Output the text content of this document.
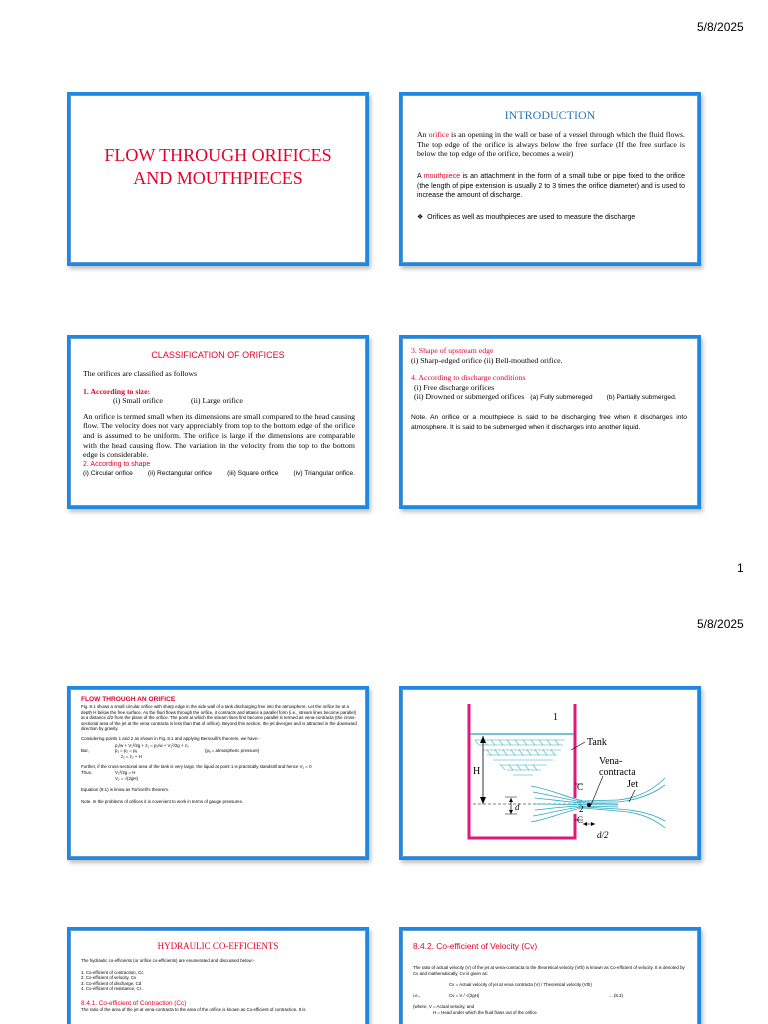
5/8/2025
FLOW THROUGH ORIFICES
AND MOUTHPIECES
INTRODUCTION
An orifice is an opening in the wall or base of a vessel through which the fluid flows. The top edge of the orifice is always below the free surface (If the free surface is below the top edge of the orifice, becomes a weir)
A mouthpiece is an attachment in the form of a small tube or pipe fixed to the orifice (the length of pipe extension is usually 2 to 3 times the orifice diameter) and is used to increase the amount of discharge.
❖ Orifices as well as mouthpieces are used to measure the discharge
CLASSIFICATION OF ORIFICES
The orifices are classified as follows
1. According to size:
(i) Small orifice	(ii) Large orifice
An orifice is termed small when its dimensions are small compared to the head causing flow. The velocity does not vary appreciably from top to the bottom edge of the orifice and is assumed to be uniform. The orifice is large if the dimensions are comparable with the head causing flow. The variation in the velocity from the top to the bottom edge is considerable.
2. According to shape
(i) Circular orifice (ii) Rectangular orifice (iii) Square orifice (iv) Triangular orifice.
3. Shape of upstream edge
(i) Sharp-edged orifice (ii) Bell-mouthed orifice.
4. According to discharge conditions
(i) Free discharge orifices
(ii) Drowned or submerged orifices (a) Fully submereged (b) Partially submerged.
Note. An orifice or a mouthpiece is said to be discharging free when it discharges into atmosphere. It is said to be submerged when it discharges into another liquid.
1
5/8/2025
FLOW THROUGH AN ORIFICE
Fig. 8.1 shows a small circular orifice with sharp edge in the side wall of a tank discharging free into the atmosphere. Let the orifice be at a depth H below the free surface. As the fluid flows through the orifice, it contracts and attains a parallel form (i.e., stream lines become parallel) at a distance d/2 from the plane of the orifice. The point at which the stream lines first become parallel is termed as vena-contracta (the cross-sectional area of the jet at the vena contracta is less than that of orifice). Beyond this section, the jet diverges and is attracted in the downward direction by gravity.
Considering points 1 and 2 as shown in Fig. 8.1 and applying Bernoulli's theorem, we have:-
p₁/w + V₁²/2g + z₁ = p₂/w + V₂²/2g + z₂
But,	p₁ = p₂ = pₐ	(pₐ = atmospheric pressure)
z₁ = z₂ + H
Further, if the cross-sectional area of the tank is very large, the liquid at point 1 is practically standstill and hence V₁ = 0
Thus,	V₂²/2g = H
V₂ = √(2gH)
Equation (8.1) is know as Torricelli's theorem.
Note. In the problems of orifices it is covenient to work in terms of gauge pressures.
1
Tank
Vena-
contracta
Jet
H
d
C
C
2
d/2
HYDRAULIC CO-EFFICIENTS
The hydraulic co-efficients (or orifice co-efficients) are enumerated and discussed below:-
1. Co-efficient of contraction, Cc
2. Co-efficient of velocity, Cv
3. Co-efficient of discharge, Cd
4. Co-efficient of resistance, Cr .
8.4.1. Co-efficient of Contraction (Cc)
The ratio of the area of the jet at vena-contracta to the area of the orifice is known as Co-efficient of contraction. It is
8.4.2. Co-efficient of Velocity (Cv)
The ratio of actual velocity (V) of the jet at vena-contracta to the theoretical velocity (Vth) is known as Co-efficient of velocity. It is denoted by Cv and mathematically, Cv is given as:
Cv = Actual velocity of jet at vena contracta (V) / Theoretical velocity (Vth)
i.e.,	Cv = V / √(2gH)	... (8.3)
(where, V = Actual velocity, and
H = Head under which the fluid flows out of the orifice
____________________
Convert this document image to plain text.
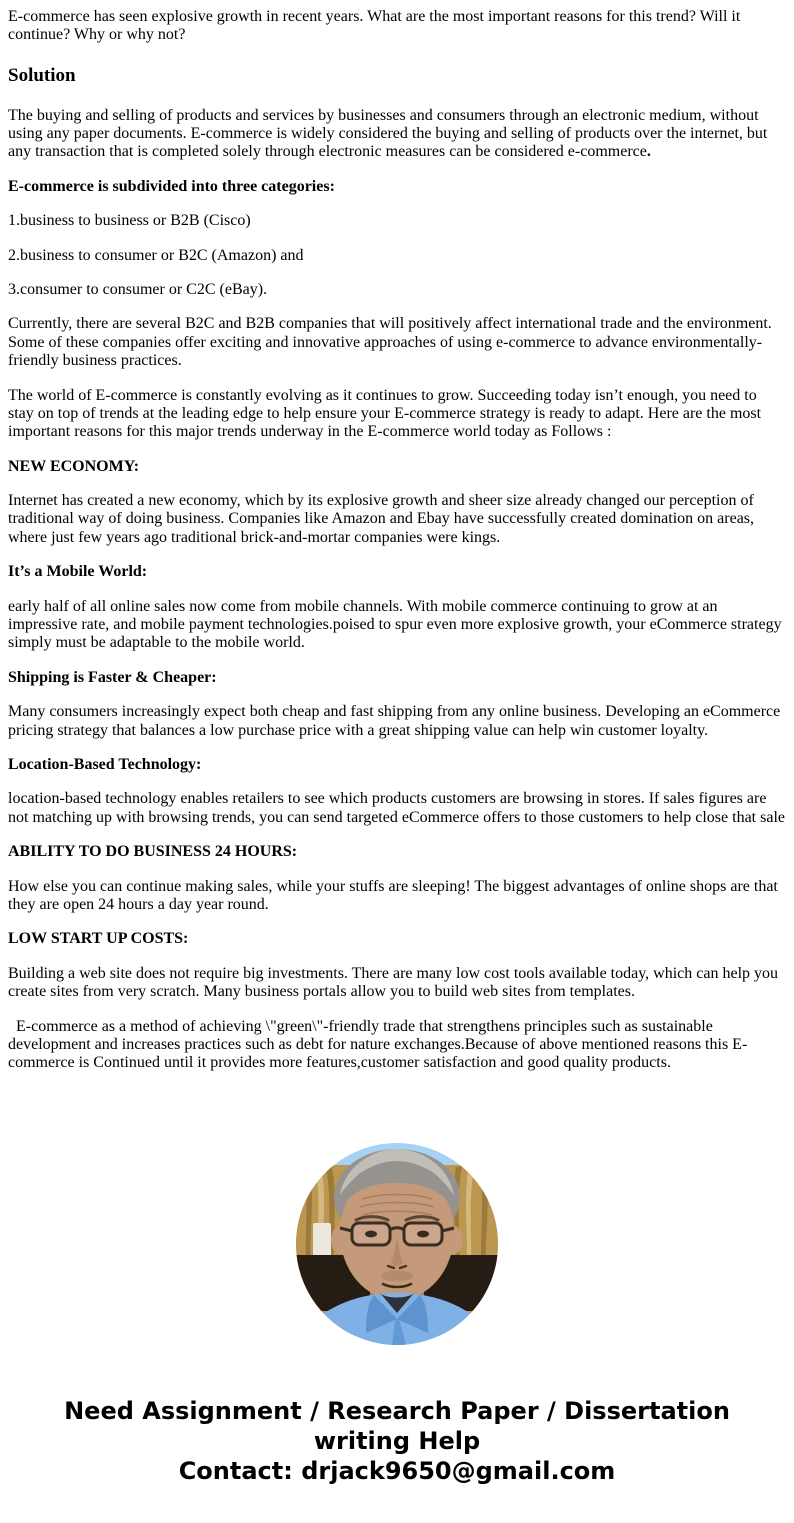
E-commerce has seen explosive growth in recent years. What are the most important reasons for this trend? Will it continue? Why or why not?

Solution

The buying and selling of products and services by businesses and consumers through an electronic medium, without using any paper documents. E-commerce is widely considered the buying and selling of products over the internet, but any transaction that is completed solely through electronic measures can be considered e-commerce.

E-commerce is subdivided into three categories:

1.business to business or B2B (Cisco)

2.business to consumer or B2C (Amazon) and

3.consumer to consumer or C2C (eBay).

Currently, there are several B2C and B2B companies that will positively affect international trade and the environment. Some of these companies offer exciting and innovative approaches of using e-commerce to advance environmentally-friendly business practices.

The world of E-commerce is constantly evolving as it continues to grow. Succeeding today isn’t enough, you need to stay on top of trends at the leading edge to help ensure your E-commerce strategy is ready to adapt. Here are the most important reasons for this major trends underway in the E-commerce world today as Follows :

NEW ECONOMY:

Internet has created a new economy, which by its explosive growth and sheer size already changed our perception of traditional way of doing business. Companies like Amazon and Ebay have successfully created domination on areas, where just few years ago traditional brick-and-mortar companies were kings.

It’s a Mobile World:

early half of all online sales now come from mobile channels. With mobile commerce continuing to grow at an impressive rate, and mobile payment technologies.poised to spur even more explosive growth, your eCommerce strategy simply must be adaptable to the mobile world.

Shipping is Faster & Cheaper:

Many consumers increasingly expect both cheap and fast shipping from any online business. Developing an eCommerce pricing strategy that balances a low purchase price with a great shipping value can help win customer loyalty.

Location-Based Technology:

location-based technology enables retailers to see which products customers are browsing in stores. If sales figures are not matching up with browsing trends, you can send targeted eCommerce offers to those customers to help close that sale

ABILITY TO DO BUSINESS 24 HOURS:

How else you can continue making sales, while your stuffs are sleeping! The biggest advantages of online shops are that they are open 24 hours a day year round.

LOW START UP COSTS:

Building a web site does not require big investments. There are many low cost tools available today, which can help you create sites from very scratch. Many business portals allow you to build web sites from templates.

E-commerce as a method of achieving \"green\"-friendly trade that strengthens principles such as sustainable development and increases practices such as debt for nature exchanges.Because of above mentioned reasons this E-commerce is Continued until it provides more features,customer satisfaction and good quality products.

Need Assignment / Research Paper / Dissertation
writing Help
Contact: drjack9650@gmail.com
____________________
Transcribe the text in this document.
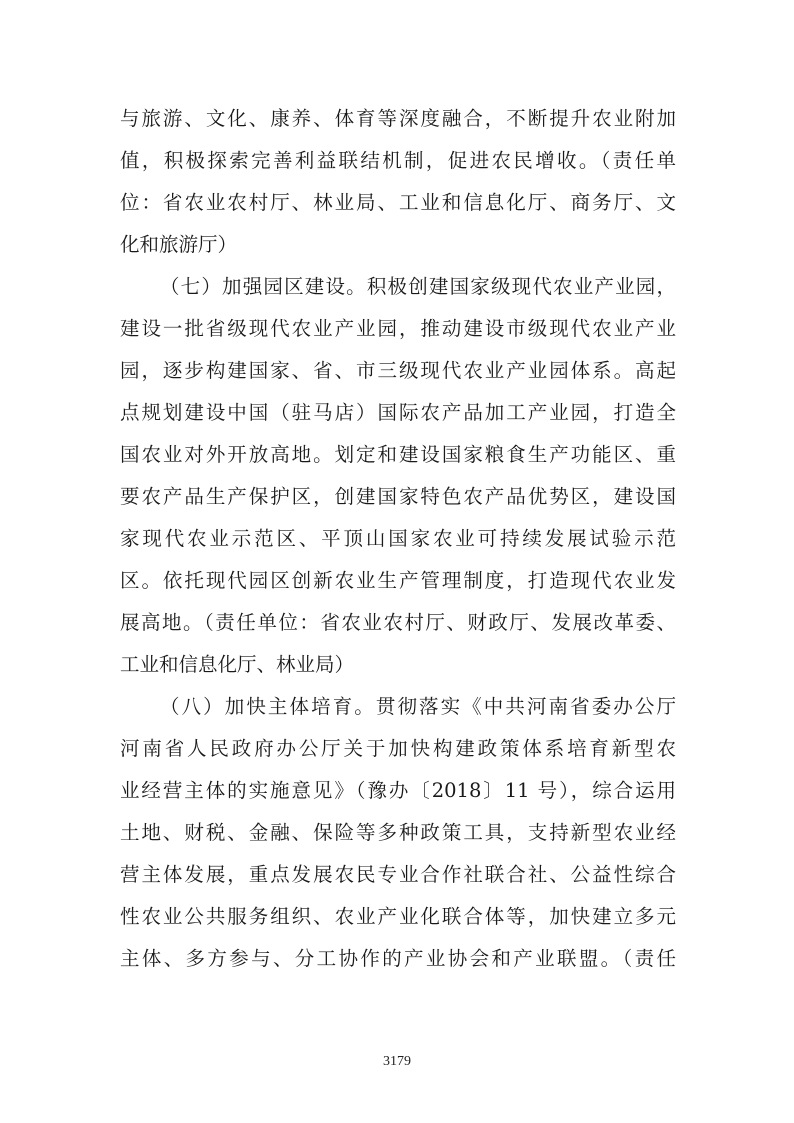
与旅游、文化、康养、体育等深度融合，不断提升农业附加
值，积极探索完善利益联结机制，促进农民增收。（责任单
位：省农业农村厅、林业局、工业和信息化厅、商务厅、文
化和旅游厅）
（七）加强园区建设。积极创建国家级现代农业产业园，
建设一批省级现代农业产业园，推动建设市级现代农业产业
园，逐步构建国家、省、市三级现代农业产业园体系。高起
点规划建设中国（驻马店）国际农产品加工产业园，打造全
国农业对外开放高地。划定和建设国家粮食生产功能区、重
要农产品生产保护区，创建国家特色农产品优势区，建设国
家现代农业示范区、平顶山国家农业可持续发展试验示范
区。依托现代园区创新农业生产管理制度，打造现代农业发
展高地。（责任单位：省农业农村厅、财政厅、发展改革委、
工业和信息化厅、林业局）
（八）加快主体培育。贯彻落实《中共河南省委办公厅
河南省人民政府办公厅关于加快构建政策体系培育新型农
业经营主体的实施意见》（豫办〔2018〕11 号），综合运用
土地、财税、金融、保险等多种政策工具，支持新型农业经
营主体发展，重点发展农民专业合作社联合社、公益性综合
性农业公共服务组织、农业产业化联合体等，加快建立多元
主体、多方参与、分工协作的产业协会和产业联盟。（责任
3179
____________________
→ **WRITTEN REQUEST**: State the count of lines in the data holding the word "have", adding nothing to it.

→ **ANSWER TO THIS EXERCISE**: 2